→ **EXERCISE**
Extract the entries in their exact form.

[Stored dataset items]
__________________________________________________

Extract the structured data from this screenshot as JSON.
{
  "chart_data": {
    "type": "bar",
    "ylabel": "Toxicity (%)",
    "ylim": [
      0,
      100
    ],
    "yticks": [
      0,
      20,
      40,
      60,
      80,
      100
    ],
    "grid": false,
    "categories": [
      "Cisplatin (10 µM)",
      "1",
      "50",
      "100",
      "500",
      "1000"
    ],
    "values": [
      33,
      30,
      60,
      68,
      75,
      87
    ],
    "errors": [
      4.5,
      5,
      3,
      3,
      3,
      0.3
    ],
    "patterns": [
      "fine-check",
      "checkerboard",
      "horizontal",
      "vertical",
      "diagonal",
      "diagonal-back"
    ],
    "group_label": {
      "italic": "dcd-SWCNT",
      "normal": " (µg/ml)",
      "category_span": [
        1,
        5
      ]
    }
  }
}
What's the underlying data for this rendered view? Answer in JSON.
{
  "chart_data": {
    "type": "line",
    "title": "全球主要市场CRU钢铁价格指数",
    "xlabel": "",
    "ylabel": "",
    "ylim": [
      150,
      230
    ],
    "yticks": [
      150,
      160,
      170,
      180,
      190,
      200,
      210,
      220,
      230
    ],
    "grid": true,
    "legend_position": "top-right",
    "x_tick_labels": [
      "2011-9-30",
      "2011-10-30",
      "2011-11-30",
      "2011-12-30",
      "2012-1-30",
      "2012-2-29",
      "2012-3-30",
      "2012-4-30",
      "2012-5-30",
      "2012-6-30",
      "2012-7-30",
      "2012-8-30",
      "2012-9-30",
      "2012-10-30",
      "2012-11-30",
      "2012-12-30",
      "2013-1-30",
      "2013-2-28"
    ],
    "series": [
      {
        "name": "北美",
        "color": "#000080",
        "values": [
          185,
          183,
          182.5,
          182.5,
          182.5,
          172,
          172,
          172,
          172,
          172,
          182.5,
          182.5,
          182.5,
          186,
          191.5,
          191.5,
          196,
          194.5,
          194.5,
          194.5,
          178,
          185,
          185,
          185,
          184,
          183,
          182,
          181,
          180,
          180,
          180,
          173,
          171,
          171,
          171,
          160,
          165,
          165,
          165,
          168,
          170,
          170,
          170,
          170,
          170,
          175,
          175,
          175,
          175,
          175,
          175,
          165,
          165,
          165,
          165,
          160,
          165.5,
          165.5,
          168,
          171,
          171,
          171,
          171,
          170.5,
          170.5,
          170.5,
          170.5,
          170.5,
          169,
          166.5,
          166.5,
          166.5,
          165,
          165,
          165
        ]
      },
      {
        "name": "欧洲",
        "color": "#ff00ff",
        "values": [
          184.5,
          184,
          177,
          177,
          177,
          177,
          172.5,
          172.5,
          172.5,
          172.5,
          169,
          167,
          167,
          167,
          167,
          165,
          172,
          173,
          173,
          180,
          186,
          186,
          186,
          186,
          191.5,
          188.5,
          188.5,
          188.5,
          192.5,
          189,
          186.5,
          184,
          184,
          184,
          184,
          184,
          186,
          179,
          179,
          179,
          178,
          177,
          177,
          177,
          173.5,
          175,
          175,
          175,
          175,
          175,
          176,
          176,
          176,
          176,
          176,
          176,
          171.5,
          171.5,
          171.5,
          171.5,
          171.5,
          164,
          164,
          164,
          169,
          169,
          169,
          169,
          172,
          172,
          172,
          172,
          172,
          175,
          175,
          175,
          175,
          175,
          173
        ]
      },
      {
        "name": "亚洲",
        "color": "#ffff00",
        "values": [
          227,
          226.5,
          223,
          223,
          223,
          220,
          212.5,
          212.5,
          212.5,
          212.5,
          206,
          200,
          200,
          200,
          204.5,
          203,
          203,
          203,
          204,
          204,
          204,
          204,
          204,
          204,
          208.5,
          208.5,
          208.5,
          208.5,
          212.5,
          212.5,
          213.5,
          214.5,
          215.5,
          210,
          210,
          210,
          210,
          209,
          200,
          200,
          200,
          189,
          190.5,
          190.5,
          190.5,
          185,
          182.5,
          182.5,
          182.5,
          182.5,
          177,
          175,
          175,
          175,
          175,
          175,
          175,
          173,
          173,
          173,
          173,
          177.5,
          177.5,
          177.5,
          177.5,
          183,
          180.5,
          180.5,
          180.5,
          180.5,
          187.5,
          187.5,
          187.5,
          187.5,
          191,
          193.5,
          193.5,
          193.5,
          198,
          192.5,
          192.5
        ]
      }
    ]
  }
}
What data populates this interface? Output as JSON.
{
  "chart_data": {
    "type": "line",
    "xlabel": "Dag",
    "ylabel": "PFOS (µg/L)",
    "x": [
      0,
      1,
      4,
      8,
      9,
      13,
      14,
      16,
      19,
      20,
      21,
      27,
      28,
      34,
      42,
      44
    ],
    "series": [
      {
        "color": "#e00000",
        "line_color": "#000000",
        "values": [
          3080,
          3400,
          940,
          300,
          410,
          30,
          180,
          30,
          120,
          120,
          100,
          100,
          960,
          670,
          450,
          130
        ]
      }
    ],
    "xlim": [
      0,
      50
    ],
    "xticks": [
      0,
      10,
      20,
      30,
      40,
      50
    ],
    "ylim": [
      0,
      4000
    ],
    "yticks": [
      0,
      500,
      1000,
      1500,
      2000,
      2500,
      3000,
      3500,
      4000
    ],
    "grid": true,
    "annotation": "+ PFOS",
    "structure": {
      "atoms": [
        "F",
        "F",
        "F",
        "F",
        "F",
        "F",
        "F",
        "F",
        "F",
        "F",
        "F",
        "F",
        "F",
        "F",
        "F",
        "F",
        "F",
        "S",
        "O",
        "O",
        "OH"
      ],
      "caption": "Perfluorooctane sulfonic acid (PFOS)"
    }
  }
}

__________________________________________________

→ **SOLUTION FOR THIS PROBLEM**
Extract the structured data from this screenshot as JSON.
{
  "chart_data": {
    "type": "bar",
    "ylabel": "Toxicity (%)",
    "ylim": [
      0,
      100
    ],
    "yticks": [
      0,
      20,
      40,
      60,
      80,
      100
    ],
    "grid": false,
    "categories": [
      "Cisplatin (10 µM)",
      "1",
      "50",
      "100",
      "500",
      "1000"
    ],
    "values": [
      33,
      30,
      60,
      68,
      75,
      87
    ],
    "errors": [
      4.5,
      5,
      3,
      3,
      3,
      0.3
    ],
    "patterns": [
      "fine-check",
      "checkerboard",
      "horizontal",
      "vertical",
      "diagonal",
      "diagonal-back"
    ],
    "group_label": {
      "italic": "dcd-SWCNT",
      "normal": " (µg/ml)",
      "category_span": [
        1,
        5
      ]
    }
  }
}
What's the underlying data for this rendered view? Answer in JSON.
{
  "chart_data": {
    "type": "line",
    "title": "全球主要市场CRU钢铁价格指数",
    "xlabel": "",
    "ylabel": "",
    "ylim": [
      150,
      230
    ],
    "yticks": [
      150,
      160,
      170,
      180,
      190,
      200,
      210,
      220,
      230
    ],
    "grid": true,
    "legend_position": "top-right",
    "x_tick_labels": [
      "2011-9-30",
      "2011-10-30",
      "2011-11-30",
      "2011-12-30",
      "2012-1-30",
      "2012-2-29",
      "2012-3-30",
      "2012-4-30",
      "2012-5-30",
      "2012-6-30",
      "2012-7-30",
      "2012-8-30",
      "2012-9-30",
      "2012-10-30",
      "2012-11-30",
      "2012-12-30",
      "2013-1-30",
      "2013-2-28"
    ],
    "series": [
      {
        "name": "北美",
        "color": "#000080",
        "values": [
          185,
          183,
          182.5,
          182.5,
          182.5,
          172,
          172,
          172,
          172,
          172,
          182.5,
          182.5,
          182.5,
          186,
          191.5,
          191.5,
          196,
          194.5,
          194.5,
          194.5,
          178,
          185,
          185,
          185,
          184,
          183,
          182,
          181,
          180,
          180,
          180,
          173,
          171,
          171,
          171,
          160,
          165,
          165,
          165,
          168,
          170,
          170,
          170,
          170,
          170,
          175,
          175,
          175,
          175,
          175,
          175,
          165,
          165,
          165,
          165,
          160,
          165.5,
          165.5,
          168,
          171,
          171,
          171,
          171,
          170.5,
          170.5,
          170.5,
          170.5,
          170.5,
          169,
          166.5,
          166.5,
          166.5,
          165,
          165,
          165
        ]
      },
      {
        "name": "欧洲",
        "color": "#ff00ff",
        "values": [
          184.5,
          184,
          177,
          177,
          177,
          177,
          172.5,
          172.5,
          172.5,
          172.5,
          169,
          167,
          167,
          167,
          167,
          165,
          172,
          173,
          173,
          180,
          186,
          186,
          186,
          186,
          191.5,
          188.5,
          188.5,
          188.5,
          192.5,
          189,
          186.5,
          184,
          184,
          184,
          184,
          184,
          186,
          179,
          179,
          179,
          178,
          177,
          177,
          177,
          173.5,
          175,
          175,
          175,
          175,
          175,
          176,
          176,
          176,
          176,
          176,
          176,
          171.5,
          171.5,
          171.5,
          171.5,
          171.5,
          164,
          164,
          164,
          169,
          169,
          169,
          169,
          172,
          172,
          172,
          172,
          172,
          175,
          175,
          175,
          175,
          175,
          173
        ]
      },
      {
        "name": "亚洲",
        "color": "#ffff00",
        "values": [
          227,
          226.5,
          223,
          223,
          223,
          220,
          212.5,
          212.5,
          212.5,
          212.5,
          206,
          200,
          200,
          200,
          204.5,
          203,
          203,
          203,
          204,
          204,
          204,
          204,
          204,
          204,
          208.5,
          208.5,
          208.5,
          208.5,
          212.5,
          212.5,
          213.5,
          214.5,
          215.5,
          210,
          210,
          210,
          210,
          209,
          200,
          200,
          200,
          189,
          190.5,
          190.5,
          190.5,
          185,
          182.5,
          182.5,
          182.5,
          182.5,
          177,
          175,
          175,
          175,
          175,
          175,
          175,
          173,
          173,
          173,
          173,
          177.5,
          177.5,
          177.5,
          177.5,
          183,
          180.5,
          180.5,
          180.5,
          180.5,
          187.5,
          187.5,
          187.5,
          187.5,
          191,
          193.5,
          193.5,
          193.5,
          198,
          192.5,
          192.5
        ]
      }
    ]
  }
}
What data populates this interface? Output as JSON.
{
  "chart_data": {
    "type": "line",
    "xlabel": "Dag",
    "ylabel": "PFOS (µg/L)",
    "x": [
      0,
      1,
      4,
      8,
      9,
      13,
      14,
      16,
      19,
      20,
      21,
      27,
      28,
      34,
      42,
      44
    ],
    "series": [
      {
        "color": "#e00000",
        "line_color": "#000000",
        "values": [
          3080,
          3400,
          940,
          300,
          410,
          30,
          180,
          30,
          120,
          120,
          100,
          100,
          960,
          670,
          450,
          130
        ]
      }
    ],
    "xlim": [
      0,
      50
    ],
    "xticks": [
      0,
      10,
      20,
      30,
      40,
      50
    ],
    "ylim": [
      0,
      4000
    ],
    "yticks": [
      0,
      500,
      1000,
      1500,
      2000,
      2500,
      3000,
      3500,
      4000
    ],
    "grid": true,
    "annotation": "+ PFOS",
    "structure": {
      "atoms": [
        "F",
        "F",
        "F",
        "F",
        "F",
        "F",
        "F",
        "F",
        "F",
        "F",
        "F",
        "F",
        "F",
        "F",
        "F",
        "F",
        "F",
        "S",
        "O",
        "O",
        "OH"
      ],
      "caption": "Perfluorooctane sulfonic acid (PFOS)"
    }
  }
}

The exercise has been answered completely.